**Your task**
Wherever a line below holds the word "traffic", copy that line.

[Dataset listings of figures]
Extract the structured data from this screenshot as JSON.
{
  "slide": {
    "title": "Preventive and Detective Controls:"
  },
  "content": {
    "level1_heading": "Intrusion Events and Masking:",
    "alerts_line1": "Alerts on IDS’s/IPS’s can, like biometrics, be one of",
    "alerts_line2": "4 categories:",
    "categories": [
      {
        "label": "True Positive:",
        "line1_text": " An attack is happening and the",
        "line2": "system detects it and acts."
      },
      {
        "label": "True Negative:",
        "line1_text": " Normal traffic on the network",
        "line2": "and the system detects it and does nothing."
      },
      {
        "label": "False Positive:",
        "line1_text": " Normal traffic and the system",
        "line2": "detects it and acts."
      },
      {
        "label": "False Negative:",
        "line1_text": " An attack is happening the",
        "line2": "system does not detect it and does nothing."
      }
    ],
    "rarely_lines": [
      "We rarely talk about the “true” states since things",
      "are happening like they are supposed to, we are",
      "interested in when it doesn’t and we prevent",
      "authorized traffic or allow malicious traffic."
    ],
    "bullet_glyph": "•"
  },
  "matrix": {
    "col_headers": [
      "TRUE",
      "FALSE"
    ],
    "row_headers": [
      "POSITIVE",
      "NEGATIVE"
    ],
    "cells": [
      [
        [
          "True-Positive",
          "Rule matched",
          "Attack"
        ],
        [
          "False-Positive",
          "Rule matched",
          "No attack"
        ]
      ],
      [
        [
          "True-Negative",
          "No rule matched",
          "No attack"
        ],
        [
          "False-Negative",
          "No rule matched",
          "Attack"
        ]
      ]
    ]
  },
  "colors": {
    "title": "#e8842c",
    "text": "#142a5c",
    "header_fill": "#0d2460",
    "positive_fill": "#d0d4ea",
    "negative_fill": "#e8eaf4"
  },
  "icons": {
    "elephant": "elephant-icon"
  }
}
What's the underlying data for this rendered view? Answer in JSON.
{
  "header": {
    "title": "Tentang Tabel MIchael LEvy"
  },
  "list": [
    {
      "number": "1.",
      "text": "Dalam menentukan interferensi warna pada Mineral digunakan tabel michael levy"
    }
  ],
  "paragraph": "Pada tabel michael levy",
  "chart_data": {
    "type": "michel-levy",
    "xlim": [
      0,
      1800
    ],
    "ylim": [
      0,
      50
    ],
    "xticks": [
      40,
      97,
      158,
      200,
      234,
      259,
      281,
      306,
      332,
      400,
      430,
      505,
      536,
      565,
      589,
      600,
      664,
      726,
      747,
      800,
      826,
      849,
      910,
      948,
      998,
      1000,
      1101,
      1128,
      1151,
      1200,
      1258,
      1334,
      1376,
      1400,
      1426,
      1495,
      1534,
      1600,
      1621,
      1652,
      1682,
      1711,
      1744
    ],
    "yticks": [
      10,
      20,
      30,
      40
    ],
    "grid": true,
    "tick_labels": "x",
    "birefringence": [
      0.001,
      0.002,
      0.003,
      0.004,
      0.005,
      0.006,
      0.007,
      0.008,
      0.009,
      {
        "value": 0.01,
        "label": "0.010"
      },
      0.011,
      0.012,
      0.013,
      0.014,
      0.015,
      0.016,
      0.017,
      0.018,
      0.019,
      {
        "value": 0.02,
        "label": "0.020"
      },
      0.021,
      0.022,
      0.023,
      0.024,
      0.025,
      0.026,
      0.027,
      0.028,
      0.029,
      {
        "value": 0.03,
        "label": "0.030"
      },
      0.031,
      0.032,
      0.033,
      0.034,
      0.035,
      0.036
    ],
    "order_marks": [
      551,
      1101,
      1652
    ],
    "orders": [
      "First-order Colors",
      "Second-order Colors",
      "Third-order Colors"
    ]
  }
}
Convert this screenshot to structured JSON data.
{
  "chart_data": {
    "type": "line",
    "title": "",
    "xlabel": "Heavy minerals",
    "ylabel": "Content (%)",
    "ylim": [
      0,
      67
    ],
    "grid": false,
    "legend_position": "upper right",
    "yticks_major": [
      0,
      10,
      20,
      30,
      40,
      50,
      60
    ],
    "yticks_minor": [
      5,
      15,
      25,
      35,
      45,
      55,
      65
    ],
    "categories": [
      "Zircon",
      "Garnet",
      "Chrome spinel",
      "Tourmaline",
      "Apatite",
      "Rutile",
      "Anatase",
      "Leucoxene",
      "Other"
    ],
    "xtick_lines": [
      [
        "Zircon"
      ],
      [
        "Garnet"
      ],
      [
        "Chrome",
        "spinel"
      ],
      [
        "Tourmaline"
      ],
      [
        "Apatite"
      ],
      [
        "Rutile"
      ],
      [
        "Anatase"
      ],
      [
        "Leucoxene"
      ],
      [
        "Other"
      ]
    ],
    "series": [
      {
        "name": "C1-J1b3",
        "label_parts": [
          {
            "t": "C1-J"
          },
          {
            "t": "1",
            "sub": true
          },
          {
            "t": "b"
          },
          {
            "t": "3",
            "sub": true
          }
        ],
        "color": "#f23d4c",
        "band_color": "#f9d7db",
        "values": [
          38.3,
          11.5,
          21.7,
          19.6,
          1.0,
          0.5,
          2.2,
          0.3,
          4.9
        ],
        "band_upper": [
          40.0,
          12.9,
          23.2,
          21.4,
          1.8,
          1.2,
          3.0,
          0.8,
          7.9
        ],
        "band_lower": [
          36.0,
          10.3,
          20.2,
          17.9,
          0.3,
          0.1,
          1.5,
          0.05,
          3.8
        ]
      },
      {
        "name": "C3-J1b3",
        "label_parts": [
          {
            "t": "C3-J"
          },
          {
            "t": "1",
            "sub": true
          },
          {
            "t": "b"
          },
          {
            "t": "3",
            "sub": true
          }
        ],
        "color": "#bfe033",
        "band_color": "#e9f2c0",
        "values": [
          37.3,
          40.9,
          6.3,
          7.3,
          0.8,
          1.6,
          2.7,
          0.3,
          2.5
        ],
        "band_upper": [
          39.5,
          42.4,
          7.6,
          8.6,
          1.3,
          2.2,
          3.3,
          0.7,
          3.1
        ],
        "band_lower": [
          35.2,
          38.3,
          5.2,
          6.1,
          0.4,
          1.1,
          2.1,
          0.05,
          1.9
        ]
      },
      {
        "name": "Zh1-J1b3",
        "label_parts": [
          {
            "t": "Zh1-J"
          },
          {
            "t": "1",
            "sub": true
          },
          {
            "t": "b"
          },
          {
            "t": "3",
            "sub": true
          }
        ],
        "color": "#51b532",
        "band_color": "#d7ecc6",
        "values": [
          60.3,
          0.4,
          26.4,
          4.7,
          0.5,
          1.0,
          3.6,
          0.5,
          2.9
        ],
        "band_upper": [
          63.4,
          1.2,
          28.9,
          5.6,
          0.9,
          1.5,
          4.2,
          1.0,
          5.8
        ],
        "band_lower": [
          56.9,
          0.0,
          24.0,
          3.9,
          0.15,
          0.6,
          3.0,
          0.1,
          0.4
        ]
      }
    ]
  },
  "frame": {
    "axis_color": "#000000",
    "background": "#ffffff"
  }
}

**Solution to this task**
        "line1_text": " Normal traffic on the network",
        "line1_text": " Normal traffic and the system",
      "authorized traffic or allow malicious traffic."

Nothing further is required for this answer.